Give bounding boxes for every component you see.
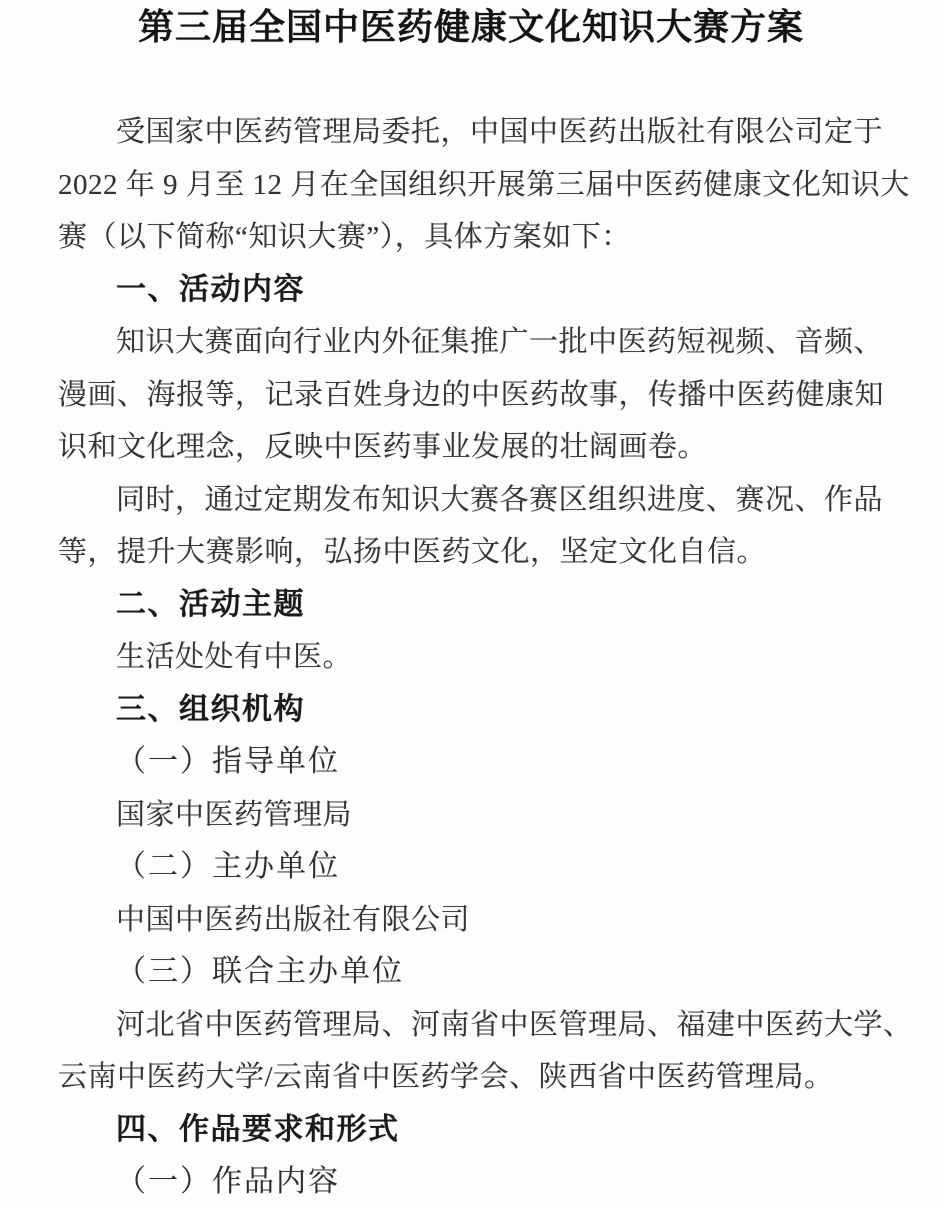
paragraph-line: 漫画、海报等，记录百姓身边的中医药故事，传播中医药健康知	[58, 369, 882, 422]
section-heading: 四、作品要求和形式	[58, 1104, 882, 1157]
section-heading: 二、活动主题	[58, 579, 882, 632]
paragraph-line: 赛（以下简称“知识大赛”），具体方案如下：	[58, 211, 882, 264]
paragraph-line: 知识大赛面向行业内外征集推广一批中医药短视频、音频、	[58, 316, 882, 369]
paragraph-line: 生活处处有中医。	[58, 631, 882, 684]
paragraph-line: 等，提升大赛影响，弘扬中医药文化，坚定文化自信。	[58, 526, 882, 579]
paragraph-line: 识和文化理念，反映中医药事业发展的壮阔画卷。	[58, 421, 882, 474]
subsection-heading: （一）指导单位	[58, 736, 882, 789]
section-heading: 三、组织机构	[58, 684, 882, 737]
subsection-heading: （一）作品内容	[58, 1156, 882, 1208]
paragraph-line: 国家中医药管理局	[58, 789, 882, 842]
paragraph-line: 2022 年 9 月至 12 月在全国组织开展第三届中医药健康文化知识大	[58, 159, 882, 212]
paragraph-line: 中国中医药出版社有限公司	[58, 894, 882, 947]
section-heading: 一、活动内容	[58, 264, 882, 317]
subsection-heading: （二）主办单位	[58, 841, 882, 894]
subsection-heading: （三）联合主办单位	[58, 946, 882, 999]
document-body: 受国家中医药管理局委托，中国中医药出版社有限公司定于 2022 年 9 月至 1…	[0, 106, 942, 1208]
════════════════════
- _Stated task_:
Copy out the records with each "paragraph-line" swapped for "text-line" and nothing else altered. Leave the pictures out.

- _The reply_:
Give bounding boxes for every component you see.
text-line: 漫画、海报等，记录百姓身边的中医药故事，传播中医药健康知	[58, 369, 882, 422]
section-heading: 四、作品要求和形式	[58, 1104, 882, 1157]
section-heading: 二、活动主题	[58, 579, 882, 632]
text-line: 赛（以下简称“知识大赛”），具体方案如下：	[58, 211, 882, 264]
text-line: 知识大赛面向行业内外征集推广一批中医药短视频、音频、	[58, 316, 882, 369]
text-line: 生活处处有中医。	[58, 631, 882, 684]
text-line: 等，提升大赛影响，弘扬中医药文化，坚定文化自信。	[58, 526, 882, 579]
text-line: 识和文化理念，反映中医药事业发展的壮阔画卷。	[58, 421, 882, 474]
subsection-heading: （一）指导单位	[58, 736, 882, 789]
section-heading: 三、组织机构	[58, 684, 882, 737]
subsection-heading: （一）作品内容	[58, 1156, 882, 1208]
text-line: 国家中医药管理局	[58, 789, 882, 842]
text-line: 2022 年 9 月至 12 月在全国组织开展第三届中医药健康文化知识大	[58, 159, 882, 212]
text-line: 中国中医药出版社有限公司	[58, 894, 882, 947]
section-heading: 一、活动内容	[58, 264, 882, 317]
subsection-heading: （二）主办单位	[58, 841, 882, 894]
subsection-heading: （三）联合主办单位	[58, 946, 882, 999]
document-body: 受国家中医药管理局委托，中国中医药出版社有限公司定于 2022 年 9 月至 1…	[0, 106, 942, 1208]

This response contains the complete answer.